(Items from a data source)
----
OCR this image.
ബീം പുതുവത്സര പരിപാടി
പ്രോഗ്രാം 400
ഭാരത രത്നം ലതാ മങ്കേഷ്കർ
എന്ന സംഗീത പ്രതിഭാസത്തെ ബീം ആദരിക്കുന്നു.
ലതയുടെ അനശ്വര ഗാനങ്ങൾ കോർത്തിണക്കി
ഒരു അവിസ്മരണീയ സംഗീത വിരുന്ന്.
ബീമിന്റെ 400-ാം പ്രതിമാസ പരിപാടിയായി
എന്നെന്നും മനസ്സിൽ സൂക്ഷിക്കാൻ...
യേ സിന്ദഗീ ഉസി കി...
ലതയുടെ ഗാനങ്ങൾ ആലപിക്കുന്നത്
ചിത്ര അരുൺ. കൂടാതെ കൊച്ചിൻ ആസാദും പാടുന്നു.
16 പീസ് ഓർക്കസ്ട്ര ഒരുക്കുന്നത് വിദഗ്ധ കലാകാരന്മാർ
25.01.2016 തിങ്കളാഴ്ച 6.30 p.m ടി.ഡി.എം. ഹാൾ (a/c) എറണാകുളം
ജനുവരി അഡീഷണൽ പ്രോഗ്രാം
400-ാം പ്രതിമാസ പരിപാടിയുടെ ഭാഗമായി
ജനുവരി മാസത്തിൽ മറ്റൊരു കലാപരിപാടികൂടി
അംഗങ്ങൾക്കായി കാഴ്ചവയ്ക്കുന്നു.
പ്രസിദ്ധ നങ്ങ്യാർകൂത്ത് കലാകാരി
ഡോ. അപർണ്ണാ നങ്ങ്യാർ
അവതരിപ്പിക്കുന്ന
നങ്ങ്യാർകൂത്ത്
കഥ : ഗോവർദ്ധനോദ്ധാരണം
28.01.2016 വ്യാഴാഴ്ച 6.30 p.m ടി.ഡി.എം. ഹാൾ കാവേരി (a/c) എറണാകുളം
----
=== Instructions to follow ===
Using the material above, print every entry exactly as written.

=== Result ===
OCR this image.
ബീം പുതുവത്സര പരിപാടി
പ്രോഗ്രാം 400
ഭാരത രത്നം ലതാ മങ്കേഷ്കർ
എന്ന സംഗീത പ്രതിഭാസത്തെ ബീം ആദരിക്കുന്നു.
ലതയുടെ അനശ്വര ഗാനങ്ങൾ കോർത്തിണക്കി
ഒരു അവിസ്മരണീയ സംഗീത വിരുന്ന്.
ബീമിന്റെ 400-ാം പ്രതിമാസ പരിപാടിയായി
എന്നെന്നും മനസ്സിൽ സൂക്ഷിക്കാൻ...
യേ സിന്ദഗീ ഉസി കി...
ലതയുടെ ഗാനങ്ങൾ ആലപിക്കുന്നത്
ചിത്ര അരുൺ. കൂടാതെ കൊച്ചിൻ ആസാദും പാടുന്നു.
16 പീസ് ഓർക്കസ്ട്ര ഒരുക്കുന്നത് വിദഗ്ധ കലാകാരന്മാർ
25.01.2016 തിങ്കളാഴ്ച 6.30 p.m ടി.ഡി.എം. ഹാൾ (a/c) എറണാകുളം
ജനുവരി അഡീഷണൽ പ്രോഗ്രാം
400-ാം പ്രതിമാസ പരിപാടിയുടെ ഭാഗമായി
ജനുവരി മാസത്തിൽ മറ്റൊരു കലാപരിപാടികൂടി
അംഗങ്ങൾക്കായി കാഴ്ചവയ്ക്കുന്നു.
പ്രസിദ്ധ നങ്ങ്യാർകൂത്ത് കലാകാരി
ഡോ. അപർണ്ണാ നങ്ങ്യാർ
അവതരിപ്പിക്കുന്ന
നങ്ങ്യാർകൂത്ത്
കഥ : ഗോവർദ്ധനോദ്ധാരണം
28.01.2016 വ്യാഴാഴ്ച 6.30 p.m ടി.ഡി.എം. ഹാൾ കാവേരി (a/c) എറണാകുളം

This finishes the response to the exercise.